• [INSTRUCTIONS TO FOLLOW]: Pick out each line containing the string "title" and copy it.

%%

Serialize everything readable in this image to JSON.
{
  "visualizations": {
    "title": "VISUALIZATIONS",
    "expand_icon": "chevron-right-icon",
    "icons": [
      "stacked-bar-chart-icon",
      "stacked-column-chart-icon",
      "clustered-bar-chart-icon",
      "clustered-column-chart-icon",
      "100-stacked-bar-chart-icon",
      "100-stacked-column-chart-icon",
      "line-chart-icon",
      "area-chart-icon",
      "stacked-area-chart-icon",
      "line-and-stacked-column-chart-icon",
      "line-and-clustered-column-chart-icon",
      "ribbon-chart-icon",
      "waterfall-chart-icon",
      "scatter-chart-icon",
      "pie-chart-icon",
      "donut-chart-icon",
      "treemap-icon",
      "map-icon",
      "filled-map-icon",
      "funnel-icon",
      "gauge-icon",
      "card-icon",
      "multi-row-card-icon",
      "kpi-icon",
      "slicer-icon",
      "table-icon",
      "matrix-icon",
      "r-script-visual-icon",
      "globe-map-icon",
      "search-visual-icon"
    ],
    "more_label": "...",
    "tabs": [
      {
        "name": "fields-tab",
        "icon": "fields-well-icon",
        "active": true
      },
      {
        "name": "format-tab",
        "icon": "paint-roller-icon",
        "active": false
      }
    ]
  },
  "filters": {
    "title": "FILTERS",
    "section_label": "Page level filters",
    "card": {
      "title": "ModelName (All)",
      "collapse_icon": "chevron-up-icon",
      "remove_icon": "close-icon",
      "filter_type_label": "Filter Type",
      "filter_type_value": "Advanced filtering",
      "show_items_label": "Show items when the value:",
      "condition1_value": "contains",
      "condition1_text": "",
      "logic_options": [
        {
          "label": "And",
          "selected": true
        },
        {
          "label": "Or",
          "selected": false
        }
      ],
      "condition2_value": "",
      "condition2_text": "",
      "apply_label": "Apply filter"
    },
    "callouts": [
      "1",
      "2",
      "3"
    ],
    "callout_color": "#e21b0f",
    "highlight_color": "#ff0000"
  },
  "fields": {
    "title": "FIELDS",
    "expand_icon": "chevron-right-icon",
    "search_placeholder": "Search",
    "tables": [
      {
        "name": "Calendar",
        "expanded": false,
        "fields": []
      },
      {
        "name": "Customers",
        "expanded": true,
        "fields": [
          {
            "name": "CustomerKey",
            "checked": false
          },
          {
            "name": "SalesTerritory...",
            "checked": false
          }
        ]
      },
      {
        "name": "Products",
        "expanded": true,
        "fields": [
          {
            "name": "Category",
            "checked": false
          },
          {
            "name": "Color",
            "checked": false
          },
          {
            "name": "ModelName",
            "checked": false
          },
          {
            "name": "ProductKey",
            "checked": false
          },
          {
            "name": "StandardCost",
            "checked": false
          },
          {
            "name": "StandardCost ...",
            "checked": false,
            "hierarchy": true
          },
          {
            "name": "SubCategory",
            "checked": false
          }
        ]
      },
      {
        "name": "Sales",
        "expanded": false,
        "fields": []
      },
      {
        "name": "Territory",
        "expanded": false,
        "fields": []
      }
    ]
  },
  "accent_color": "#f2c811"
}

%%

• [WRITTEN SOLUTION]:
    "title": "VISUALIZATIONS",
    "title": "FILTERS",
      "title": "ModelName (All)",
    "title": "FIELDS",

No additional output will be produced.